- What needs to be done -
Copy each line of the data below without changing anything.

- Data to use -

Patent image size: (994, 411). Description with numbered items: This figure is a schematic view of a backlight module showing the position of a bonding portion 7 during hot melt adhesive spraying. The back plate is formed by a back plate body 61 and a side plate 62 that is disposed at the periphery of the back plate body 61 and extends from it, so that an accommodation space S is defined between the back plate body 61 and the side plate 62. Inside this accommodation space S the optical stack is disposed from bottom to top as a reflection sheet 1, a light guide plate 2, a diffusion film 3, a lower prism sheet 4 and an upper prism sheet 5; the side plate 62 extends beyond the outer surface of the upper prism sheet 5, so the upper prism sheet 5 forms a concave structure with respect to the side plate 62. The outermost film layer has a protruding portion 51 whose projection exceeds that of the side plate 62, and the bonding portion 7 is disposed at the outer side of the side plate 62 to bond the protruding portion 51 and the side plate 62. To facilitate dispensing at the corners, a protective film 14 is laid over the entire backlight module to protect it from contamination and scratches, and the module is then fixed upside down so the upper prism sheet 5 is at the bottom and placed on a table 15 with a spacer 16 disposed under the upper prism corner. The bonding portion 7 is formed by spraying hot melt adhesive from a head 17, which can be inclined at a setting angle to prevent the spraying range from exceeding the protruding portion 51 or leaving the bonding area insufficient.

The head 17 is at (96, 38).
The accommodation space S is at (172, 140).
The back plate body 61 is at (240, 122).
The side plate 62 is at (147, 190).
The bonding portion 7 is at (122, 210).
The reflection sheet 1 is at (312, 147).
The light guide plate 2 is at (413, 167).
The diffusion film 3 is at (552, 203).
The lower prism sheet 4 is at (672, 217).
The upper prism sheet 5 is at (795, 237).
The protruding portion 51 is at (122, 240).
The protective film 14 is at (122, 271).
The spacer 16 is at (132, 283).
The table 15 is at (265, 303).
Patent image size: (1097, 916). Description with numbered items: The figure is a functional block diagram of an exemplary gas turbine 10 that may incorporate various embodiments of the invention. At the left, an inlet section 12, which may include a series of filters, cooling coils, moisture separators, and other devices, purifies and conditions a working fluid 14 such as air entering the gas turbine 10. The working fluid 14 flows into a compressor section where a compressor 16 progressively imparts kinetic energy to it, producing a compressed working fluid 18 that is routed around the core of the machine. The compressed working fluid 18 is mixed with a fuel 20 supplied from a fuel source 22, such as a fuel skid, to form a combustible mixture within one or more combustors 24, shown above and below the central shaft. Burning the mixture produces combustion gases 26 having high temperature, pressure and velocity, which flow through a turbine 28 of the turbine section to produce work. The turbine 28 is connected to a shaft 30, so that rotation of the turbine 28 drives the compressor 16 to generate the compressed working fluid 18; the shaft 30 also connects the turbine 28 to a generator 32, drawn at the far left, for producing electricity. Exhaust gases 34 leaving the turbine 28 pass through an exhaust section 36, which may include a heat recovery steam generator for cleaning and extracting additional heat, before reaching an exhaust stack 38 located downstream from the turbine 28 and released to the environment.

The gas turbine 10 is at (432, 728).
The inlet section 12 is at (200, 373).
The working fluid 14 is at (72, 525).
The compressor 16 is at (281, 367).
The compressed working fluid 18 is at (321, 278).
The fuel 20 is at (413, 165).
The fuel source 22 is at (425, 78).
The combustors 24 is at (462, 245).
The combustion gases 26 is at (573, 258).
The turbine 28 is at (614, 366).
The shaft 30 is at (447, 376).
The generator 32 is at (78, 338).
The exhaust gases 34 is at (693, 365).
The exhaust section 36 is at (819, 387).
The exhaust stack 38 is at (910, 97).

- Written reply -
Patent image size: (994, 411). Description with numbered items: This figure is a schematic view of a backlight module showing the position of a bonding portion 7 during hot melt adhesive spraying. The back plate is formed by a back plate body 61 and a side plate 62 that is disposed at the periphery of the back plate body 61 and extends from it, so that an accommodation space S is defined between the back plate body 61 and the side plate 62. Inside this accommodation space S the optical stack is disposed from bottom to top as a reflection sheet 1, a light guide plate 2, a diffusion film 3, a lower prism sheet 4 and an upper prism sheet 5; the side plate 62 extends beyond the outer surface of the upper prism sheet 5, so the upper prism sheet 5 forms a concave structure with respect to the side plate 62. The outermost film layer has a protruding portion 51 whose projection exceeds that of the side plate 62, and the bonding portion 7 is disposed at the outer side of the side plate 62 to bond the protruding portion 51 and the side plate 62. To facilitate dispensing at the corners, a protective film 14 is laid over the entire backlight module to protect it from contamination and scratches, and the module is then fixed upside down so the upper prism sheet 5 is at the bottom and placed on a table 15 with a spacer 16 disposed under the upper prism corner. The bonding portion 7 is formed by spraying hot melt adhesive from a head 17, which can be inclined at a setting angle to prevent the spraying range from exceeding the protruding portion 51 or leaving the bonding area insufficient.

The head 17 is at (96, 38).
The accommodation space S is at (172, 140).
The back plate body 61 is at (240, 122).
The side plate 62 is at (147, 190).
The bonding portion 7 is at (122, 210).
The reflection sheet 1 is at (312, 147).
The light guide plate 2 is at (413, 167).
The diffusion film 3 is at (552, 203).
The lower prism sheet 4 is at (672, 217).
The upper prism sheet 5 is at (795, 237).
The protruding portion 51 is at (122, 240).
The protective film 14 is at (122, 271).
The spacer 16 is at (132, 283).
The table 15 is at (265, 303).
Patent image size: (1097, 916). Description with numbered items: The figure is a functional block diagram of an exemplary gas turbine 10 that may incorporate various embodiments of the invention. At the left, an inlet section 12, which may include a series of filters, cooling coils, moisture separators, and other devices, purifies and conditions a working fluid 14 such as air entering the gas turbine 10. The working fluid 14 flows into a compressor section where a compressor 16 progressively imparts kinetic energy to it, producing a compressed working fluid 18 that is routed around the core of the machine. The compressed working fluid 18 is mixed with a fuel 20 supplied from a fuel source 22, such as a fuel skid, to form a combustible mixture within one or more combustors 24, shown above and below the central shaft. Burning the mixture produces combustion gases 26 having high temperature, pressure and velocity, which flow through a turbine 28 of the turbine section to produce work. The turbine 28 is connected to a shaft 30, so that rotation of the turbine 28 drives the compressor 16 to generate the compressed working fluid 18; the shaft 30 also connects the turbine 28 to a generator 32, drawn at the far left, for producing electricity. Exhaust gases 34 leaving the turbine 28 pass through an exhaust section 36, which may include a heat recovery steam generator for cleaning and extracting additional heat, before reaching an exhaust stack 38 located downstream from the turbine 28 and released to the environment.

The gas turbine 10 is at (432, 728).
The inlet section 12 is at (200, 373).
The working fluid 14 is at (72, 525).
The compressor 16 is at (281, 367).
The compressed working fluid 18 is at (321, 278).
The fuel 20 is at (413, 165).
The fuel source 22 is at (425, 78).
The combustors 24 is at (462, 245).
The combustion gases 26 is at (573, 258).
The turbine 28 is at (614, 366).
The shaft 30 is at (447, 376).
The generator 32 is at (78, 338).
The exhaust gases 34 is at (693, 365).
The exhaust section 36 is at (819, 387).
The exhaust stack 38 is at (910, 97).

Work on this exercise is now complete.